■ **EXERCISE DIRECTIONS**
Please reproduce the entries below exactly, leaving the pictures out.

■ **RECORDS SHOWN**
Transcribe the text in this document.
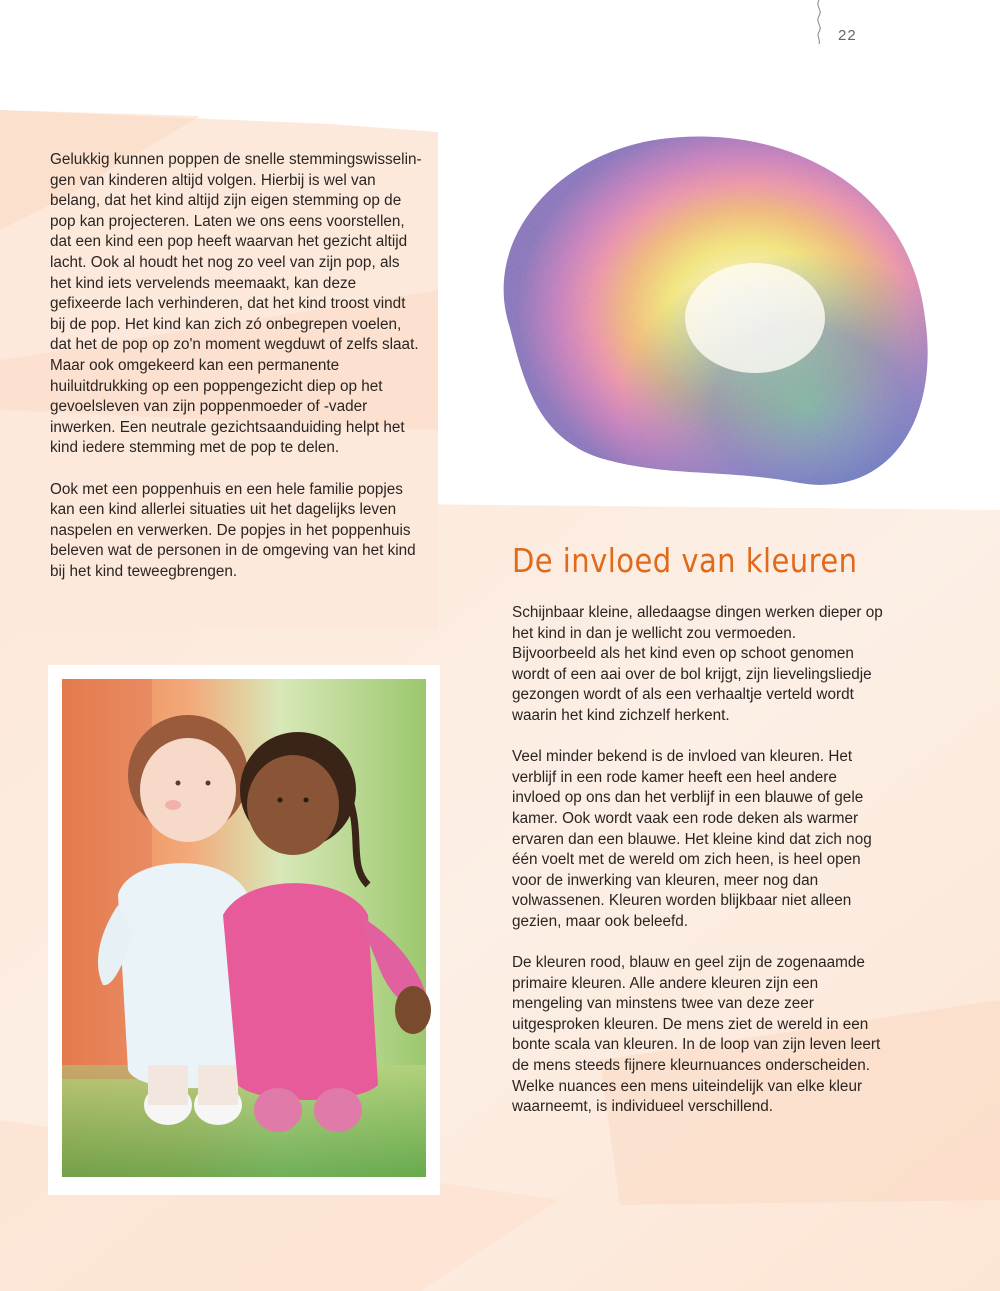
22

Gelukkig kunnen poppen de snelle stemmingswisselingen van kinderen altijd volgen. Hierbij is wel van belang, dat het kind altijd zijn eigen stemming op de pop kan projecteren. Laten we ons eens voorstellen, dat een kind een pop heeft waarvan het gezicht altijd lacht. Ook al houdt het nog zo veel van zijn pop, als het kind iets vervelends meemaakt, kan deze gefixeerde lach verhinderen, dat het kind troost vindt bij de pop. Het kind kan zich zó onbegrepen voelen, dat het de pop op zo'n moment wegduwt of zelfs slaat. Maar ook omgekeerd kan een permanente huiluitdrukking op een poppengezicht diep op het gevoelsleven van zijn poppenmoeder of -vader inwerken. Een neutrale gezichtsaanduiding helpt het kind iedere stemming met de pop te delen.

Ook met een poppenhuis en een hele familie popjes kan een kind allerlei situaties uit het dagelijks leven naspelen en verwerken. De popjes in het poppenhuis beleven wat de personen in de omgeving van het kind bij het kind teweegbrengen.	De invloed van kleuren

Schijnbaar kleine, alledaagse dingen werken dieper op het kind in dan je wellicht zou vermoeden. Bijvoorbeeld als het kind even op schoot genomen wordt of een aai over de bol krijgt, zijn lievelingsliedje gezongen wordt of als een verhaaltje verteld wordt waarin het kind zichzelf herkent.

Veel minder bekend is de invloed van kleuren. Het verblijf in een rode kamer heeft een heel andere invloed op ons dan het verblijf in een blauwe of gele kamer. Ook wordt vaak een rode deken als warmer ervaren dan een blauwe. Het kleine kind dat zich nog één voelt met de wereld om zich heen, is heel open voor de inwerking van kleuren, meer nog dan volwassenen. Kleuren worden blijkbaar niet alleen gezien, maar ook beleefd.

De kleuren rood, blauw en geel zijn de zogenaamde primaire kleuren. Alle andere kleuren zijn een mengeling van minstens twee van deze zeer uitgesproken kleuren. De mens ziet de wereld in een bonte scala van kleuren. In de loop van zijn leven leert de mens steeds fijnere kleurnuances onderscheiden. Welke nuances een mens uiteindelijk van elke kleur waarneemt, is individueel verschillend.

■ **TASK OUTPUT**
Transcribe the text in this document.
22

Gelukkig kunnen poppen de snelle stemmingswisselingen van kinderen altijd volgen. Hierbij is wel van belang, dat het kind altijd zijn eigen stemming op de pop kan projecteren. Laten we ons eens voorstellen, dat een kind een pop heeft waarvan het gezicht altijd lacht. Ook al houdt het nog zo veel van zijn pop, als het kind iets vervelends meemaakt, kan deze gefixeerde lach verhinderen, dat het kind troost vindt bij de pop. Het kind kan zich zó onbegrepen voelen, dat het de pop op zo'n moment wegduwt of zelfs slaat. Maar ook omgekeerd kan een permanente huiluitdrukking op een poppengezicht diep op het gevoelsleven van zijn poppenmoeder of -vader inwerken. Een neutrale gezichtsaanduiding helpt het kind iedere stemming met de pop te delen.

Ook met een poppenhuis en een hele familie popjes kan een kind allerlei situaties uit het dagelijks leven naspelen en verwerken. De popjes in het poppenhuis beleven wat de personen in de omgeving van het kind bij het kind teweegbrengen.	De invloed van kleuren

Schijnbaar kleine, alledaagse dingen werken dieper op het kind in dan je wellicht zou vermoeden. Bijvoorbeeld als het kind even op schoot genomen wordt of een aai over de bol krijgt, zijn lievelingsliedje gezongen wordt of als een verhaaltje verteld wordt waarin het kind zichzelf herkent.

Veel minder bekend is de invloed van kleuren. Het verblijf in een rode kamer heeft een heel andere invloed op ons dan het verblijf in een blauwe of gele kamer. Ook wordt vaak een rode deken als warmer ervaren dan een blauwe. Het kleine kind dat zich nog één voelt met de wereld om zich heen, is heel open voor de inwerking van kleuren, meer nog dan volwassenen. Kleuren worden blijkbaar niet alleen gezien, maar ook beleefd.

De kleuren rood, blauw en geel zijn de zogenaamde primaire kleuren. Alle andere kleuren zijn een mengeling van minstens twee van deze zeer uitgesproken kleuren. De mens ziet de wereld in een bonte scala van kleuren. In de loop van zijn leven leert de mens steeds fijnere kleurnuances onderscheiden. Welke nuances een mens uiteindelijk van elke kleur waarneemt, is individueel verschillend.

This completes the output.